Trecho do texto ▸
=-=-=-=-=
Um papinho com a inveja

“Quem não gostaria de estar no lugar deles?”

Regiane Folter
4 min readMay 16, 2024
Photo by Towfiqu barbhuiya on Unsplash

Acabo de chegar em casa. São quatro da tarde de um sábado e estou suada, mas feliz. O calorzinho parece estar voltando pra essas bandas, amém! Tive que dar umas voltas hoje, e entre minhas tarefas estava repor o estoque do meu livro AmoreZ em um café onde artistas deixam seus trabalhos pra vender. A “tiendita” (ou lojinha) desse café é um sucesso e é, de longe, o lugar onde mais vendas tive desde que coloquei o AmoreZ no mundo. De vez em quando passo por lá pra receber pelas vendas realizadas e deixar mais exemplares.

Me faz feliz sair de lá com algumas notas a mais na carteira, não tanto pelo valor que possuem, mas pelo que representam. Meu trabalho está chegando em novos lares, sendo lido por novos olhos. Pessoas que nem imagino quem são possuem meu nome em suas bibliotecas. É gostoso.

Ao mesmo tempo, essa sensação de orgulho pode se esfumar com muita facilidade. Basta uma visitinha ao Instagram para que minha confiança em mim mesma fique abalada. Por todos lados vejo pessoas que parecem muito mais bem-sucedidas que eu na carreira da escritura. Pessoas mais jovens, inclusive, que parecem estar a anos-luz de distância de mim. Gente ganhando prêmio, publicando livro novo, lançando curso, vencendo.

Por um lado, me sinto culpada por essa inveja, essa sensação de desejo, de que queria ser eu naqueles posts, compartilhando aquelas vitórias. Por outro, penso que nunca poderia ser eu, afinal sou somente uma autora medíocre. Não tenho o aval de grandes editoras, não possuo milhares de estrelas na Amazon, nem downloads na casa dos quatro ou mais dígitos no kindle. Não dá nem pra pagar as contas com a quantidade de livros que vendo.

Eu sei, eu sei… Entro no modo autocomiseração em seu nível mais ridículo.
=-=-=-=-=
Registros fornecidos ▸

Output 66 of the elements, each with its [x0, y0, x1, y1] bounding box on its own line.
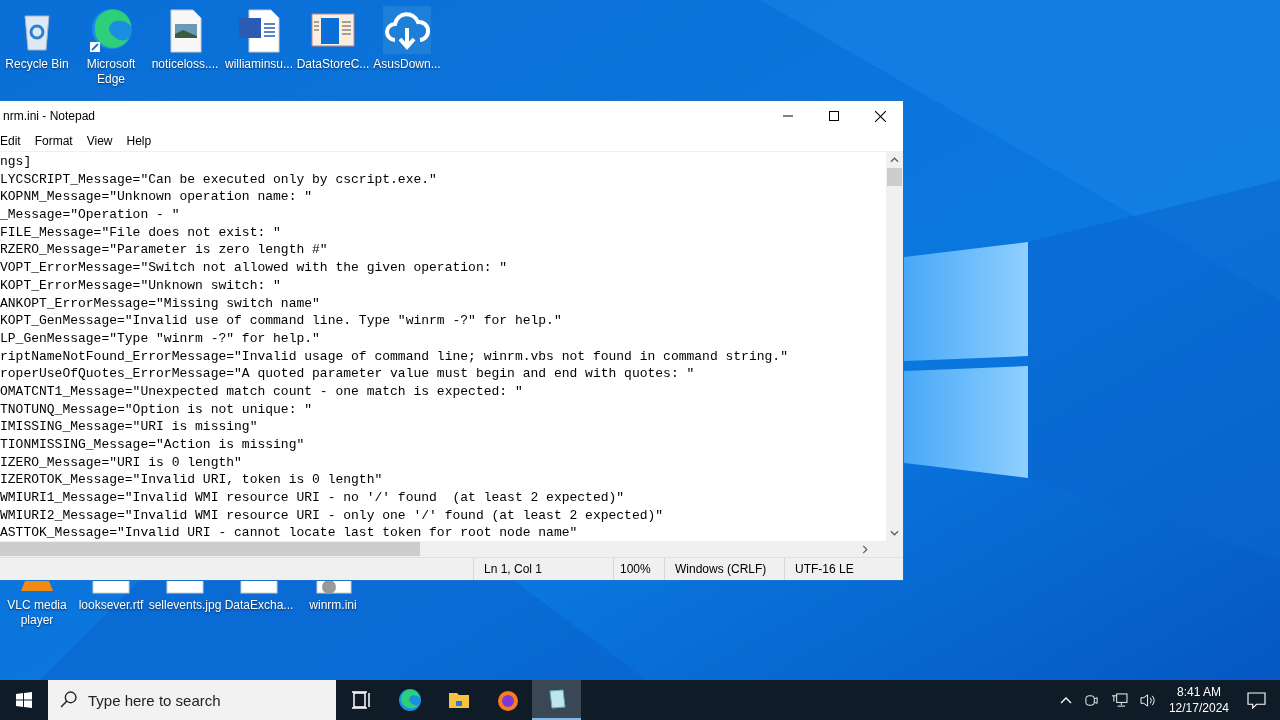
menu-item[interactable]: View	[86, 134, 121, 148]
scroll-up-icon[interactable]	[890, 157, 899, 163]
text-line: VOPT_ErrorMessage="Switch not allowed with the given operation: "	[0, 259, 509, 277]
text-line: RZERO_Message="Parameter is zero length #"	[0, 241, 329, 260]
text-line: IZERO_Message="URI is 0 length"	[0, 453, 243, 472]
text-line: KOPT_GenMessage="Invalid use of command line. Type "winrm -?" for help."	[0, 312, 563, 330]
desktop-icon-label[interactable]: AsusDown...	[371, 57, 443, 72]
volume-icon[interactable]	[1139, 692, 1157, 708]
text-line: WMIURI2_Message="Invalid WMI resource URI - only one '/' found (at least 2 expected)"	[0, 506, 665, 525]
menu-item[interactable]: Format	[34, 134, 81, 148]
line-ending: Windows (CRLF)	[664, 558, 784, 580]
scroll-right-icon[interactable]	[862, 544, 868, 554]
cloud-download-icon[interactable]	[383, 6, 431, 54]
desktop-icon-label[interactable]: sellevents.jpg	[146, 598, 224, 613]
desktop-icon-label[interactable]: DataStoreC...	[294, 57, 372, 72]
desktop-icon-label[interactable]: williaminsu...	[223, 57, 295, 72]
text-line: IMISSING_Message="URI is missing"	[0, 418, 259, 436]
edge-icon	[397, 688, 422, 712]
clock-date[interactable]: 12/17/2024	[1168, 700, 1229, 716]
text-line: TIONMISSING_Message="Action is missing"	[0, 436, 306, 454]
maximize-icon	[829, 111, 839, 121]
firefox-icon	[495, 688, 520, 712]
desktop-icon-label[interactable]: DataExcha...	[222, 598, 296, 613]
scroll-down-icon[interactable]	[890, 530, 899, 536]
desktop-icon-label[interactable]: winrm.ini	[307, 598, 359, 613]
zoom-level: 100%	[613, 558, 664, 580]
text-line: _Message="Operation - "	[0, 206, 181, 224]
vertical-scrollbar[interactable]	[886, 152, 903, 557]
network-icon[interactable]	[1110, 692, 1128, 708]
edge-icon[interactable]	[87, 6, 135, 54]
text-line: OMATCNT1_Message="Unexpected match count - one match is expected: "	[0, 382, 524, 401]
text-line: LYCSCRIPT_Message="Can be executed only by cscript.exe."	[0, 170, 438, 189]
text-line: FILE_Message="File does not exist: "	[0, 223, 282, 242]
text-line: ANKOPT_ErrorMessage="Missing switch name"	[0, 294, 321, 313]
desktop-icon-label[interactable]: noticeloss....	[149, 57, 221, 72]
notepad-taskbar-button[interactable]	[532, 680, 581, 720]
notification-icon[interactable]	[1247, 691, 1266, 709]
text-line: KOPT_ErrorMessage="Unknown switch: "	[0, 276, 282, 295]
desktop-icon-label[interactable]: looksever.rtf	[76, 598, 146, 613]
desktop-icon-label[interactable]: Recycle Bin	[3, 57, 71, 72]
text-line: TNOTUNQ_Message="Option is not unique: "	[0, 400, 314, 419]
chevron-up-icon[interactable]	[1059, 696, 1072, 704]
close-icon	[874, 110, 886, 122]
menu-item[interactable]: Edit	[0, 134, 29, 148]
text-line: LP_GenMessage="Type "winrm -?" for help."	[0, 329, 321, 348]
desktop-icon-label[interactable]: Microsoft Edge	[74, 57, 148, 87]
search-icon	[60, 691, 77, 708]
text-line: roperUseOfQuotes_ErrorMessage="A quoted parameter value must begin and end with quotes: "	[0, 365, 696, 383]
search-field[interactable]: Type here to search	[48, 680, 336, 720]
text-line: KOPNM_Message="Unknown operation name: "	[0, 188, 314, 207]
scroll-thumb[interactable]	[887, 168, 902, 186]
window-title: nrm.ini - Notepad	[2, 109, 96, 123]
scroll-thumb[interactable]	[0, 542, 420, 556]
text-line: ngs]	[0, 153, 33, 171]
text-line: IZEROTOK_Message="Invalid URI, token is 0 length"	[0, 471, 384, 490]
windows-logo-icon	[16, 692, 32, 708]
menu-item[interactable]: Help	[126, 134, 160, 148]
text-line: WMIURI1_Message="Invalid WMI resource URI - no '/' found (at least 2 expected)"	[0, 489, 626, 507]
horizontal-scrollbar[interactable]	[0, 541, 886, 557]
encoding: UTF-16 LE	[784, 558, 884, 580]
cursor-position: Ln 1, Col 1	[473, 558, 613, 580]
clock-time[interactable]: 8:41 AM	[1176, 684, 1221, 700]
desktop-icon-label[interactable]: VLC media player	[0, 598, 74, 628]
text-line: ASTTOK_Message="Invalid URI - cannot locate last token for root node name"	[0, 524, 579, 541]
camera-icon[interactable]	[1083, 692, 1099, 708]
text-line: riptNameNotFound_ErrorMessage="Invalid usage of command line; winrm.vbs not found in command string."	[0, 347, 789, 366]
=-=-=-=-=
Tarefas a realizar ▸
[1] De acordo com o texto sobre a inveja, onde a autora repõe o estoque do livro AmoreZ?
[2] Transcreva dos registros o trecho que se inicia na linha que contém "134, 121, 148]" e se encerra na linha que contém "241, 329, 260]".

Respostas fornecidas ▸
[1] Em um café onde artistas deixam seus trabalhos para vender.

[2]
menu-item[interactable]: View	[86, 134, 121, 148]
scroll-up-icon[interactable]	[890, 157, 899, 163]
text-line: VOPT_ErrorMessage="Switch not allowed with the given operation: "	[0, 259, 509, 277]
text-line: RZERO_Message="Parameter is zero length #"	[0, 241, 329, 260]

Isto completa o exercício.